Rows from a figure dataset
START

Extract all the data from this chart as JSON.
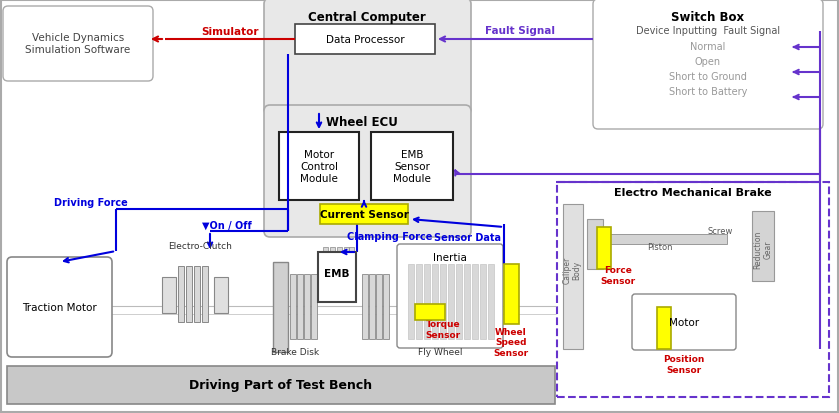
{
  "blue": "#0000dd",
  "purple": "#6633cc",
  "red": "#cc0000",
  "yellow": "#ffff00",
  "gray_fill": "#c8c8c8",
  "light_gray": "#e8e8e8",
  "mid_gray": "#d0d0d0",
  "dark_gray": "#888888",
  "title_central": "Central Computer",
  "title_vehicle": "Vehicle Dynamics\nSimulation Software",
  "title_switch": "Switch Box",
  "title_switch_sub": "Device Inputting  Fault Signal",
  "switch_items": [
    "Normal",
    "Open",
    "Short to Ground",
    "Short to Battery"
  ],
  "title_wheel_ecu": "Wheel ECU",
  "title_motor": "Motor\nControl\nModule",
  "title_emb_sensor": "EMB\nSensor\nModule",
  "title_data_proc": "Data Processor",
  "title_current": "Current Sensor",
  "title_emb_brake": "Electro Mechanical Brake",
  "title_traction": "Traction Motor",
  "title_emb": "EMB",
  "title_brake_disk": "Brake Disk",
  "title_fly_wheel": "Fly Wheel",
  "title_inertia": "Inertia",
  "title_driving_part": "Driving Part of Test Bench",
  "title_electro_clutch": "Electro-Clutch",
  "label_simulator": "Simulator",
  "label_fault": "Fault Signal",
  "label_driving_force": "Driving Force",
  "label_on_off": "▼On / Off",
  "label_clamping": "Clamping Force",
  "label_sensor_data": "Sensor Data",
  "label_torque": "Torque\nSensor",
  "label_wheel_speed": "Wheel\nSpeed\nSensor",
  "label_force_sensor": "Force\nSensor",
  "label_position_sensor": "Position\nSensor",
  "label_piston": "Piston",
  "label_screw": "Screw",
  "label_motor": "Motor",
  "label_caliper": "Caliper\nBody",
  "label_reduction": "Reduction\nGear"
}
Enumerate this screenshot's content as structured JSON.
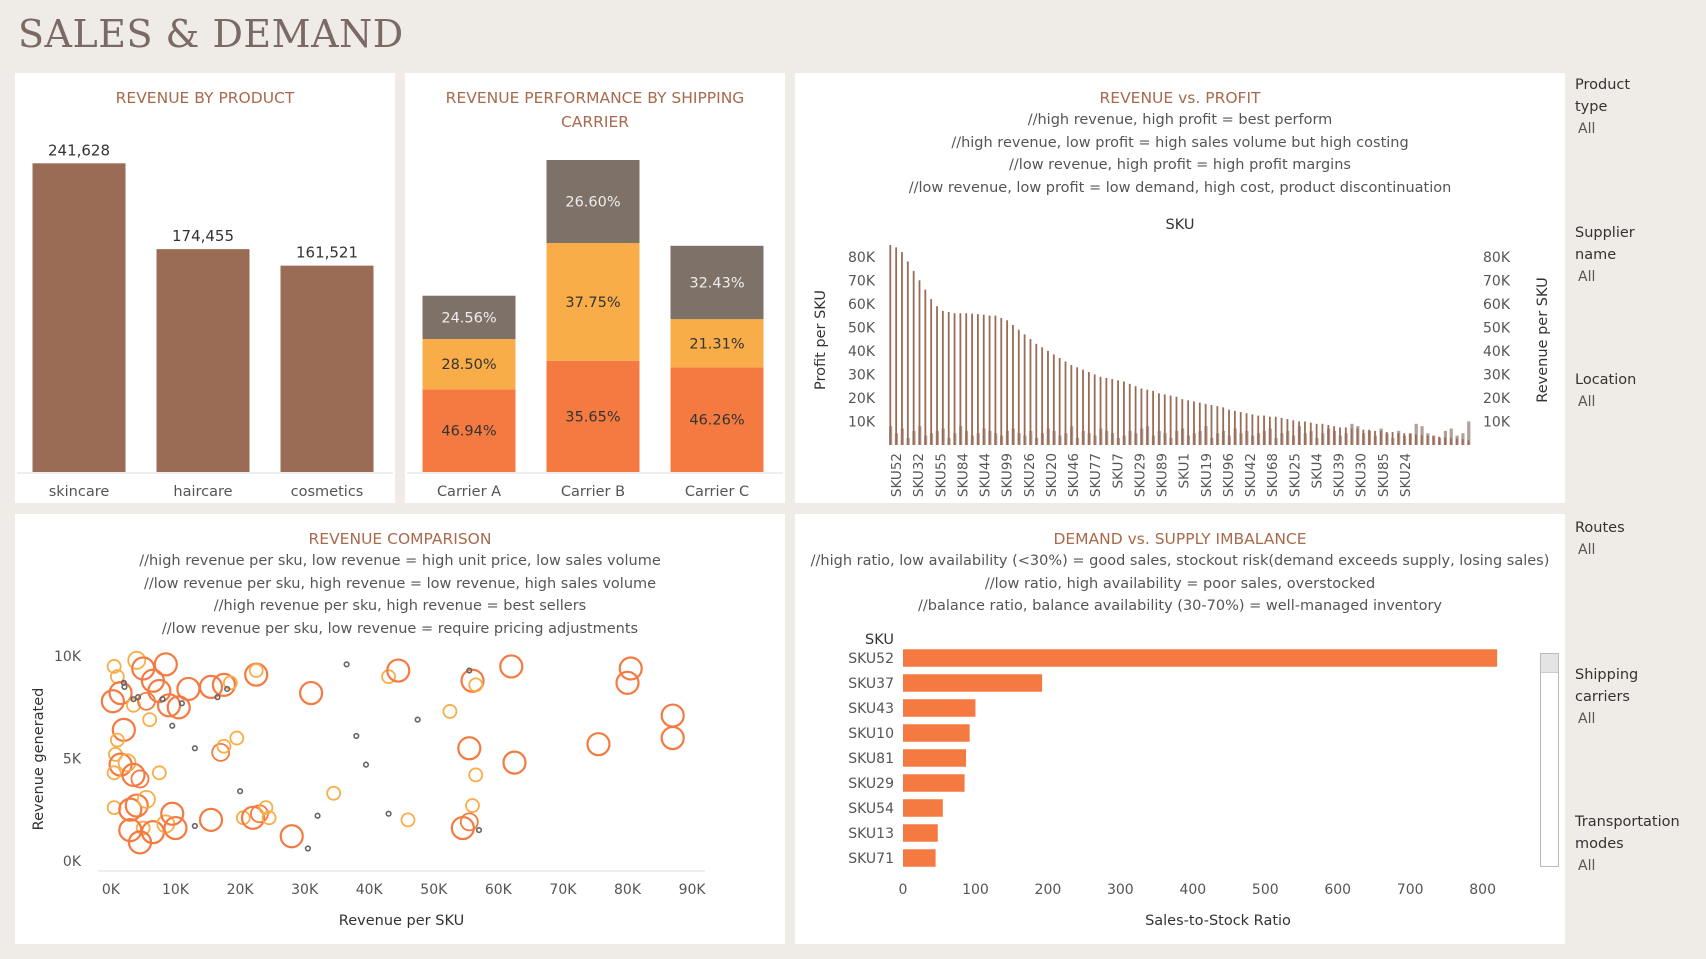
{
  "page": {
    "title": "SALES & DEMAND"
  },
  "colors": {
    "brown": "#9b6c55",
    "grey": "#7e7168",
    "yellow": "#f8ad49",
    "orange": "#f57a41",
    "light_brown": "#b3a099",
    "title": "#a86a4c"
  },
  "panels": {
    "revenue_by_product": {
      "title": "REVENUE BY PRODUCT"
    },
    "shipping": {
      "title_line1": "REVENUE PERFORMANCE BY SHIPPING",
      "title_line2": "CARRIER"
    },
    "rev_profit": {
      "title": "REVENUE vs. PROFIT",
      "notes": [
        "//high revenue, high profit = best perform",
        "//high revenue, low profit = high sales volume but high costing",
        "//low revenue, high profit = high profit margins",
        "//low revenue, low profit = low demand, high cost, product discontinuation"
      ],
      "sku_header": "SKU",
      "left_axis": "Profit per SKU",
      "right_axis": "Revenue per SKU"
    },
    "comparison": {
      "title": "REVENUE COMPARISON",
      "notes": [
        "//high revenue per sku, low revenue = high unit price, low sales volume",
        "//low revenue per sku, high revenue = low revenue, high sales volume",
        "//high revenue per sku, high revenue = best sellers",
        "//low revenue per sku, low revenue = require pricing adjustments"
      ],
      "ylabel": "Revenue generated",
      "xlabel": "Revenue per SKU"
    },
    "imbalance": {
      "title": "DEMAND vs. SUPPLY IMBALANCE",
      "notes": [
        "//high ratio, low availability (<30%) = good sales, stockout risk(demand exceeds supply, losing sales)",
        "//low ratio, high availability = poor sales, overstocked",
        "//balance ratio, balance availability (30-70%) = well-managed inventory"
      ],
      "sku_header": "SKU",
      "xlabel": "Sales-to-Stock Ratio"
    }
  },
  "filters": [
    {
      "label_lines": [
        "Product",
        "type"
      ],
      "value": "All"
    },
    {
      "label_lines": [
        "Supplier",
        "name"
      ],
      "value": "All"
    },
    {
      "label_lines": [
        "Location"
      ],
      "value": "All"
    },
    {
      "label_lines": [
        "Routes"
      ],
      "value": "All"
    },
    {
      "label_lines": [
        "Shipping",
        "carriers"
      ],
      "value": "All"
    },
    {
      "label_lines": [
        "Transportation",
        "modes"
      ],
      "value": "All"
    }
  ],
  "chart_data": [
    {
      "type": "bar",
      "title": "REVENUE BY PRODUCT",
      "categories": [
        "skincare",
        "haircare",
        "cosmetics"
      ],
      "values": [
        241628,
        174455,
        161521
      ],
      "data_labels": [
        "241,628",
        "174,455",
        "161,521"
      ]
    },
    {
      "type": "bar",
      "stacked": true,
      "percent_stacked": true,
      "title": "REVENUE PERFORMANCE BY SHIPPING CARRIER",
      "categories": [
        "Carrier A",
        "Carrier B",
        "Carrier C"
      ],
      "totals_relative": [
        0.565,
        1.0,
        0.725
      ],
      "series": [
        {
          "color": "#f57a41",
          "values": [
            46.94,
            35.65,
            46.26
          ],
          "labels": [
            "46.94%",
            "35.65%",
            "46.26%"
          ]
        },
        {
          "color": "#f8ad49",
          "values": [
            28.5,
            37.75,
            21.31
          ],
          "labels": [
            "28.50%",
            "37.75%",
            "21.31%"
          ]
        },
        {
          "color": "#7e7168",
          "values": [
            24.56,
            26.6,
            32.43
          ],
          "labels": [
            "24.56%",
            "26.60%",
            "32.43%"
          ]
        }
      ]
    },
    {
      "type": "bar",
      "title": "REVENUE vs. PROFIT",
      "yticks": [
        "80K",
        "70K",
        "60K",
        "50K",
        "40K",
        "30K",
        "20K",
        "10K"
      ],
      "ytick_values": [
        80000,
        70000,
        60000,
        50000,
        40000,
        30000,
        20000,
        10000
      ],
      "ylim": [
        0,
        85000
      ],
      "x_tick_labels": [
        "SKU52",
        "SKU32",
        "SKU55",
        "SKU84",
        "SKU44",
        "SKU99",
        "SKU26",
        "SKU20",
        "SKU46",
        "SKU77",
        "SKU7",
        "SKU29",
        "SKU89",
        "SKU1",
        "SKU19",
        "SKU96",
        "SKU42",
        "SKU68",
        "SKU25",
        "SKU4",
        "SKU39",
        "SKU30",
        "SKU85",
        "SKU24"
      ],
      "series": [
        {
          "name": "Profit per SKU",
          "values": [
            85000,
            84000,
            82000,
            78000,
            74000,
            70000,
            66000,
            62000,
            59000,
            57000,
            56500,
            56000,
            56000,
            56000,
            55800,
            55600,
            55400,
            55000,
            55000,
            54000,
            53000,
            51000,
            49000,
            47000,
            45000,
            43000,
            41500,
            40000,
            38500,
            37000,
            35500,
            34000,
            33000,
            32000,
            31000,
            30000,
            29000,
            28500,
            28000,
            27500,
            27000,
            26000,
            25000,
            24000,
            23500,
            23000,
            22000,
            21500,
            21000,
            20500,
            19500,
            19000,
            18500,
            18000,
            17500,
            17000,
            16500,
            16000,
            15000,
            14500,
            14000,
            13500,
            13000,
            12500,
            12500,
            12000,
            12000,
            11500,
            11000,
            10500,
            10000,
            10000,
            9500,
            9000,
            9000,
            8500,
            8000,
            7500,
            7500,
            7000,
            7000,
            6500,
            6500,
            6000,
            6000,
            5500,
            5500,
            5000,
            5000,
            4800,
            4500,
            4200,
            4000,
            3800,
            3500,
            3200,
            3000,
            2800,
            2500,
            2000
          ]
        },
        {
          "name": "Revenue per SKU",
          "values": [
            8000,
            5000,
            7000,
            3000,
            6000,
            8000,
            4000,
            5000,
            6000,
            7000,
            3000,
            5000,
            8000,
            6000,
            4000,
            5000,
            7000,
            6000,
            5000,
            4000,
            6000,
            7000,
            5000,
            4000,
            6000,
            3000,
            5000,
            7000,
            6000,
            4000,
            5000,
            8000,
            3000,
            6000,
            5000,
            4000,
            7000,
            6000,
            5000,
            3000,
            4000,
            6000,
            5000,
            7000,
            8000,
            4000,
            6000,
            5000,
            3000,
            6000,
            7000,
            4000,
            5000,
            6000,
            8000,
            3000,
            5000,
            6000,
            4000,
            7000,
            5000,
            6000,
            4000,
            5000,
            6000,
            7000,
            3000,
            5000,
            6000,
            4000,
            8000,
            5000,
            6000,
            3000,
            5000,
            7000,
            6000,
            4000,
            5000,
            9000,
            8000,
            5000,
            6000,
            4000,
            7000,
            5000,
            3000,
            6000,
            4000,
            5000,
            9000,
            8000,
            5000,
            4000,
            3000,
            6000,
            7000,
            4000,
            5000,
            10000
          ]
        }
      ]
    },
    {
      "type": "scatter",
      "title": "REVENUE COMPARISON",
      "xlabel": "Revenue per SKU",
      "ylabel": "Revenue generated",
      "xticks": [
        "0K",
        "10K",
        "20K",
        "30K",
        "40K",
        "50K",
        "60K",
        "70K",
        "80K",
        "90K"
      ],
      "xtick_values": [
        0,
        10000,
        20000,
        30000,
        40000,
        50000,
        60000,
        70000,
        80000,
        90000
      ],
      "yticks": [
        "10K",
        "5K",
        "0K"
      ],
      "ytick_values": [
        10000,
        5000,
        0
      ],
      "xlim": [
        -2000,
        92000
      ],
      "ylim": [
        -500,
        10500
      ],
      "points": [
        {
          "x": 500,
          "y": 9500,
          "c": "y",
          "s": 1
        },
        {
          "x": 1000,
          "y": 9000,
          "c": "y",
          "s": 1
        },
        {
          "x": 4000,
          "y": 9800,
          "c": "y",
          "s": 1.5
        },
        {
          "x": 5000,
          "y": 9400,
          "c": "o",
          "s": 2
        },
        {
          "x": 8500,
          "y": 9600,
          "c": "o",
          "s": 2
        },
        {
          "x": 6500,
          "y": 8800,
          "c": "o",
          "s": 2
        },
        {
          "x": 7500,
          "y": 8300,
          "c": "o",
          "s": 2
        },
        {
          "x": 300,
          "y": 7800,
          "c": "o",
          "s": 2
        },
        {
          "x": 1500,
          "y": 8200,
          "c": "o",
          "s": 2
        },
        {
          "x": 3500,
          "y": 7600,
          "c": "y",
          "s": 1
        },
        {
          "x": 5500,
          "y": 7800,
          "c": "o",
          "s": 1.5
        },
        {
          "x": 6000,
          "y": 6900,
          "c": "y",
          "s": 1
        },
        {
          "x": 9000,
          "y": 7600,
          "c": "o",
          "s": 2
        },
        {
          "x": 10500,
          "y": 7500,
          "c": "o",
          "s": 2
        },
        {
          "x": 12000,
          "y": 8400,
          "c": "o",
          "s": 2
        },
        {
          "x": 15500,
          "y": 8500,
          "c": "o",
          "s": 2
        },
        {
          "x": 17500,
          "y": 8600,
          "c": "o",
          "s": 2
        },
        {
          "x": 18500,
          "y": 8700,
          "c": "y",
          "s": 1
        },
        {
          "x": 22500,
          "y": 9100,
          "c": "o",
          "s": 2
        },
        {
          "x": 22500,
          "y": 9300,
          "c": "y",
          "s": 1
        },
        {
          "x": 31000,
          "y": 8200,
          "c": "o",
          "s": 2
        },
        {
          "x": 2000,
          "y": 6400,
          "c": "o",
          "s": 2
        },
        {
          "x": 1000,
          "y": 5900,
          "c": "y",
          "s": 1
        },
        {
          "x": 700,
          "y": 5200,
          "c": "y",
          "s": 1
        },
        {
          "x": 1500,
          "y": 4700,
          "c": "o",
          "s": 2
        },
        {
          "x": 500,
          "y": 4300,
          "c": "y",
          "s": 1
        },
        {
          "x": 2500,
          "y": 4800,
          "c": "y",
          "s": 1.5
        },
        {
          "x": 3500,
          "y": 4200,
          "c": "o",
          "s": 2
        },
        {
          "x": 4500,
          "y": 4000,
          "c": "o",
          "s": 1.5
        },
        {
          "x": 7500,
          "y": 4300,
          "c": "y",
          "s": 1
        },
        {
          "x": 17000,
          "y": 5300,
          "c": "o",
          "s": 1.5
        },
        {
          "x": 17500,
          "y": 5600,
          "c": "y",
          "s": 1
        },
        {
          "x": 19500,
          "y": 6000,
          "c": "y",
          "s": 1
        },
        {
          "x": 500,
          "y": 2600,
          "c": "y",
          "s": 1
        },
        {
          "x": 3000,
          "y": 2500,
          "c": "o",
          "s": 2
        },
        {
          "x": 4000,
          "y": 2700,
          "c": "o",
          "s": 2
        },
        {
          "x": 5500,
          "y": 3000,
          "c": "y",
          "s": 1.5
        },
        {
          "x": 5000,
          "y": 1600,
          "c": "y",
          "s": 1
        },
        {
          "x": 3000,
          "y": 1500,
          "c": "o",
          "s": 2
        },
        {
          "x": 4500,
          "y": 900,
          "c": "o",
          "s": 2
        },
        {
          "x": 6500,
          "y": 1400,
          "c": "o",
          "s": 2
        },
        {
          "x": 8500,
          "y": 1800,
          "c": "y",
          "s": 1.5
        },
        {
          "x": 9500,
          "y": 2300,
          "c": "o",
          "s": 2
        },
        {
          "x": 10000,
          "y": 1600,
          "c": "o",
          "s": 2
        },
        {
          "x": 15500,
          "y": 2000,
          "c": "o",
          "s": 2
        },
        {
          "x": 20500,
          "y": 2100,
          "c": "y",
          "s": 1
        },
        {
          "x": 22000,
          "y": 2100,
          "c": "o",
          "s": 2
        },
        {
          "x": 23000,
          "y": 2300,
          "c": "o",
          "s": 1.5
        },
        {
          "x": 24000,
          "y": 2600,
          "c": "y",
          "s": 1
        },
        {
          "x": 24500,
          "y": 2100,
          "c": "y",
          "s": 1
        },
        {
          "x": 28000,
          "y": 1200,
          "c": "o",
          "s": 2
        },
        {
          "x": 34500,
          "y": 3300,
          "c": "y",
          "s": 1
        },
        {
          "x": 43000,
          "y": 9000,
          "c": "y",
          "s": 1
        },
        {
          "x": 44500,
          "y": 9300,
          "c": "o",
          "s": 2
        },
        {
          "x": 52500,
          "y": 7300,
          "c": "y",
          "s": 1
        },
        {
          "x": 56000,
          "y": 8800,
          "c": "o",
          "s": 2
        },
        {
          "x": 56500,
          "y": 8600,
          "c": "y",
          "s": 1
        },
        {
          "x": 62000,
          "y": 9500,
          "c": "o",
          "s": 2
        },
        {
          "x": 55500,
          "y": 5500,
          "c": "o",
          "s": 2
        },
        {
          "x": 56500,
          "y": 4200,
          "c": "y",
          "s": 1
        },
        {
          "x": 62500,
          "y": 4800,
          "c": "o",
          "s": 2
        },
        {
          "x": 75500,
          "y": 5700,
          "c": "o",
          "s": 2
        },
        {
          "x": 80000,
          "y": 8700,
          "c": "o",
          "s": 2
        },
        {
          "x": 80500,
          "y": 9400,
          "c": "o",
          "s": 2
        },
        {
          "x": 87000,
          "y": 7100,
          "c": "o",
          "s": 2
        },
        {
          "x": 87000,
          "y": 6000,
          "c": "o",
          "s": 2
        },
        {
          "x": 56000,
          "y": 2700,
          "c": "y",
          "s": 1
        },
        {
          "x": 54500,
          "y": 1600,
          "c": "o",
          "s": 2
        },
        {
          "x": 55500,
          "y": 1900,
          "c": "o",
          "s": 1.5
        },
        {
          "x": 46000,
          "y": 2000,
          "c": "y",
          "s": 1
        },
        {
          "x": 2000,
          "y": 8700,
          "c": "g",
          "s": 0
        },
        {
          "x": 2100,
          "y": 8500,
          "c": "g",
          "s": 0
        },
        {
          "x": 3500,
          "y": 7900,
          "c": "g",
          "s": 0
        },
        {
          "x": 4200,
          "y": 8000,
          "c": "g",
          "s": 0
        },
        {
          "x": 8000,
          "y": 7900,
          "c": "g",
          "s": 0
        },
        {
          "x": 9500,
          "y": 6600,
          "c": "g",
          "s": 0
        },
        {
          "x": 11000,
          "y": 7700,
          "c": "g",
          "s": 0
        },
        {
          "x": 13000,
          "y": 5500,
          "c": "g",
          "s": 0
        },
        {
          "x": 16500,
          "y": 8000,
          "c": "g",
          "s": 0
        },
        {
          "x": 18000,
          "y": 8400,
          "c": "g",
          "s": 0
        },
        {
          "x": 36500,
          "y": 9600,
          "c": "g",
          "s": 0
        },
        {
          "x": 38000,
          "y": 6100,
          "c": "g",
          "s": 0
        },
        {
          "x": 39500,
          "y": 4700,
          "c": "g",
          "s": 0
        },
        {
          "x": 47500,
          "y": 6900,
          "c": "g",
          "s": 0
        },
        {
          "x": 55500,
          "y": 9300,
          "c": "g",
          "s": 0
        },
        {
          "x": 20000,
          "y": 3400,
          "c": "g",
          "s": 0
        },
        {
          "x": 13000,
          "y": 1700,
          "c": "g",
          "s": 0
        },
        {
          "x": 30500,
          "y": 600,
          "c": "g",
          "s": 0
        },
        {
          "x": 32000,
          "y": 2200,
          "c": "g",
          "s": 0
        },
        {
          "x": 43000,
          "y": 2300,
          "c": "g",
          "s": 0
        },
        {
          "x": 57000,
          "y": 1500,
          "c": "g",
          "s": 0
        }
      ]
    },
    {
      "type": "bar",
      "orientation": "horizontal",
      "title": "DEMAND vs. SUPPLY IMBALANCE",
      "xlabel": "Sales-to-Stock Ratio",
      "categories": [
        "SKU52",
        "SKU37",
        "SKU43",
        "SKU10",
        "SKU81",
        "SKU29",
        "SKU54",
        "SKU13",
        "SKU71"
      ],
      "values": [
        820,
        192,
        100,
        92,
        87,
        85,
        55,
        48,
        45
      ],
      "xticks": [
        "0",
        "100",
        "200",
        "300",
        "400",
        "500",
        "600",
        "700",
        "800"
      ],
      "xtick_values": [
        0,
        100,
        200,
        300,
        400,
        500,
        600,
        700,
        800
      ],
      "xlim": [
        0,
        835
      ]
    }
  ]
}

END

- TASK OBJECTIVE -
Of the lines in the material, how many include "volume"? Respond with the number alone.

- THE SOLUTION -
3